**What is required:**
Return all lines with the word "Precipitation" in them.

────────────────────

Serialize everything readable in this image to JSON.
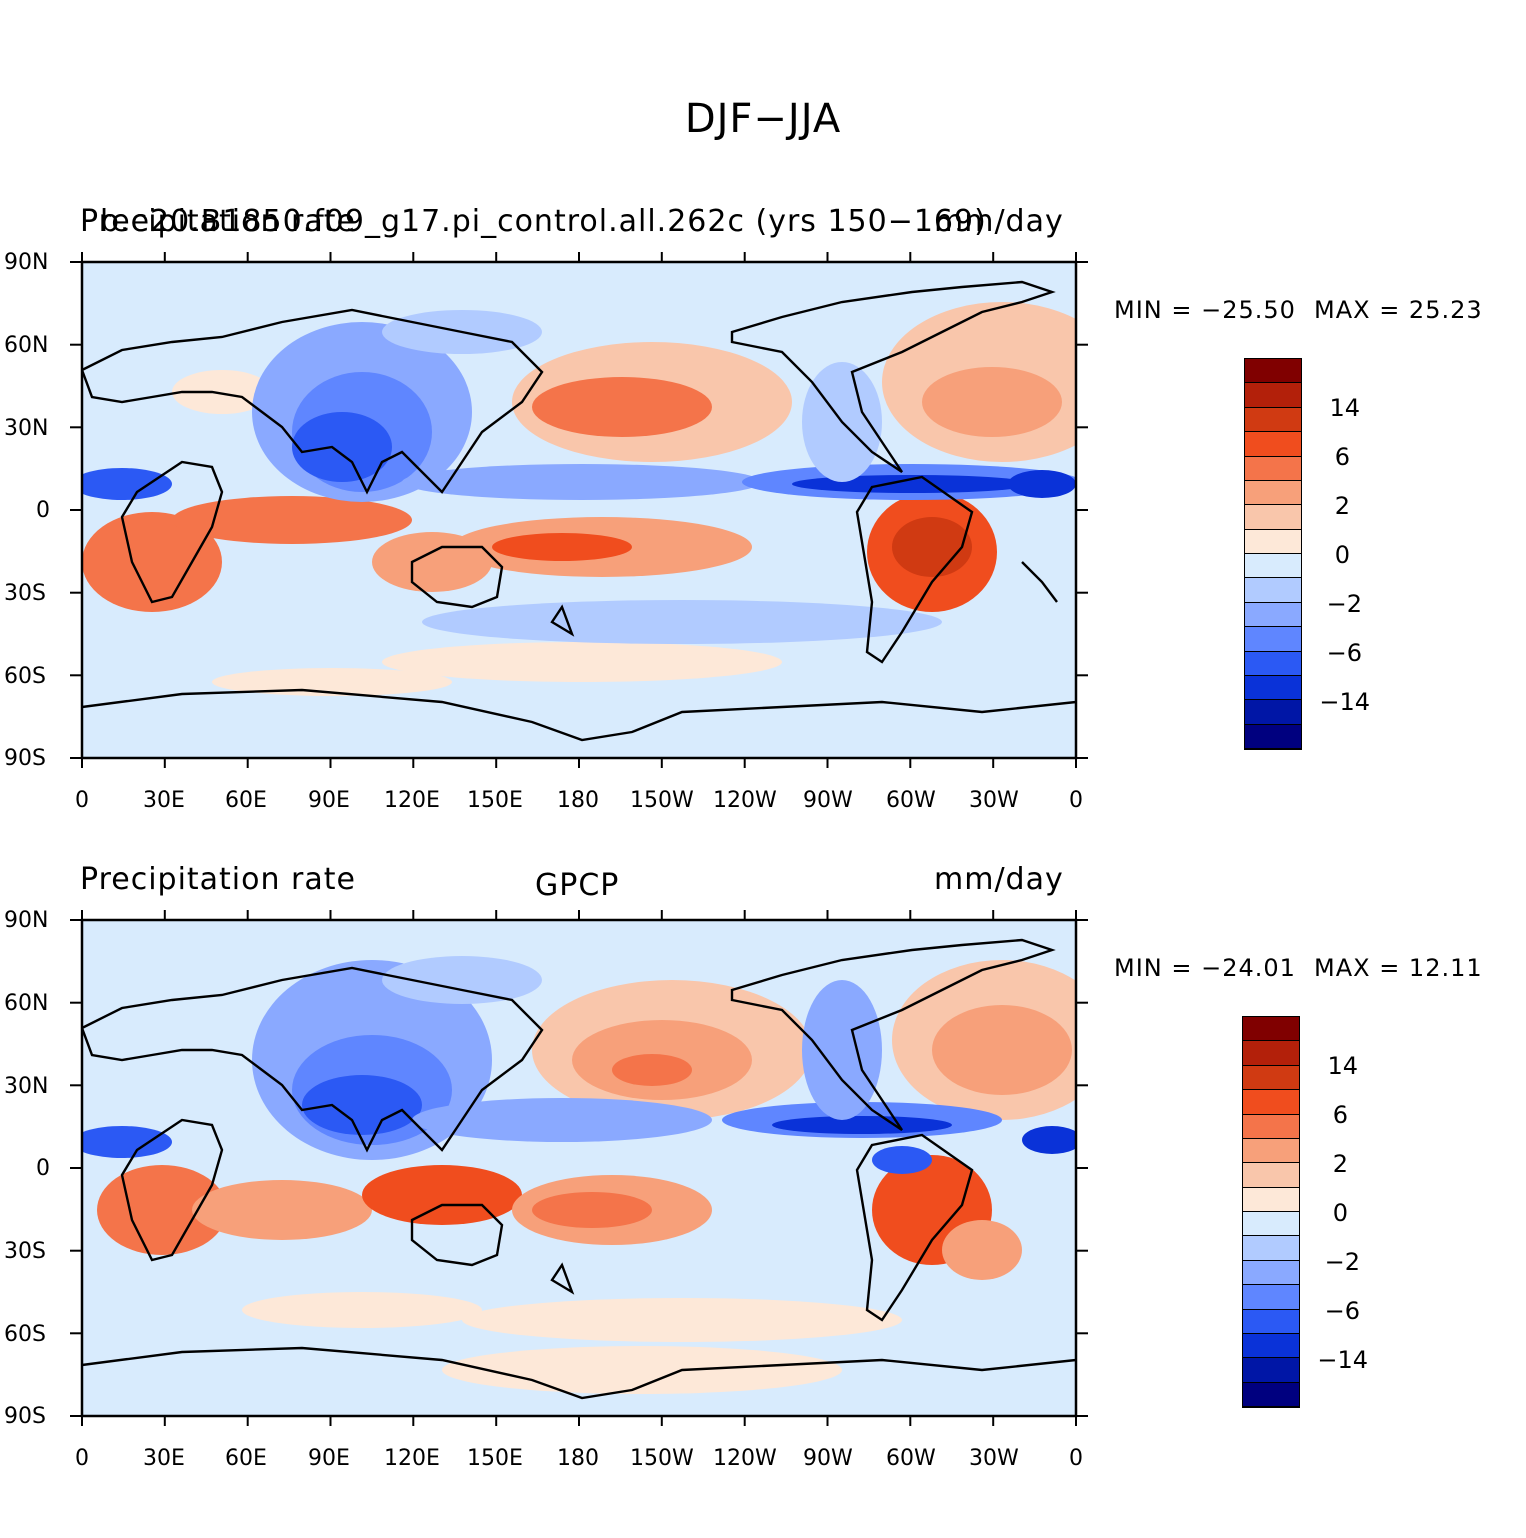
{
  "title": "DJF−JJA",
  "panels": [
    {
      "left_title": "Precipitation rate",
      "center_title": "b.e20.B1850.f09_g17.pi_control.all.262c (yrs 150−169)",
      "right_title": "mm/day",
      "min_label": "MIN = −25.50",
      "max_label": "MAX =  25.23"
    },
    {
      "left_title": "Precipitation rate",
      "center_title": "GPCP",
      "right_title": "mm/day",
      "min_label": "MIN = −24.01",
      "max_label": "MAX =  12.11"
    }
  ],
  "lat_labels": [
    "90N",
    "60N",
    "30N",
    "0",
    "30S",
    "60S",
    "90S"
  ],
  "lon_labels": [
    "0",
    "30E",
    "60E",
    "90E",
    "120E",
    "150E",
    "180",
    "150W",
    "120W",
    "90W",
    "60W",
    "30W",
    "0"
  ],
  "colorbar": {
    "colors": [
      "#800000",
      "#b3200a",
      "#d03a12",
      "#f04d1e",
      "#f4744a",
      "#f7a07a",
      "#f9c6ab",
      "#fde8d8",
      "#d8ebfd",
      "#b1cbff",
      "#8aa9ff",
      "#5f86ff",
      "#2b59f4",
      "#0a32d8",
      "#0016a6",
      "#00007f"
    ],
    "labels": [
      "14",
      "6",
      "2",
      "0",
      "−2",
      "−6",
      "−14"
    ]
  },
  "chart_data": [
    {
      "type": "heatmap",
      "title": "DJF−JJA Precipitation rate — b.e20.B1850.f09_g17.pi_control.all.262c (yrs 150−169)",
      "units": "mm/day",
      "xlim": [
        0,
        360
      ],
      "ylim": [
        -90,
        90
      ],
      "min": -25.5,
      "max": 25.23,
      "contour_levels": [
        -14,
        -10,
        -6,
        -4,
        -2,
        -1,
        0,
        1,
        2,
        4,
        6,
        10,
        14
      ]
    },
    {
      "type": "heatmap",
      "title": "DJF−JJA Precipitation rate — GPCP",
      "units": "mm/day",
      "xlim": [
        0,
        360
      ],
      "ylim": [
        -90,
        90
      ],
      "min": -24.01,
      "max": 12.11,
      "contour_levels": [
        -14,
        -10,
        -6,
        -4,
        -2,
        -1,
        0,
        1,
        2,
        4,
        6,
        10,
        14
      ]
    }
  ]
}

────────────────────

**The reply:**
      "left_title": "Precipitation rate",
      "left_title": "Precipitation rate",
      "title": "DJF−JJA Precipitation rate — b.e20.B1850.f09_g17.pi_control.all.262c (yrs 150−169)",
      "title": "DJF−JJA Precipitation rate — GPCP",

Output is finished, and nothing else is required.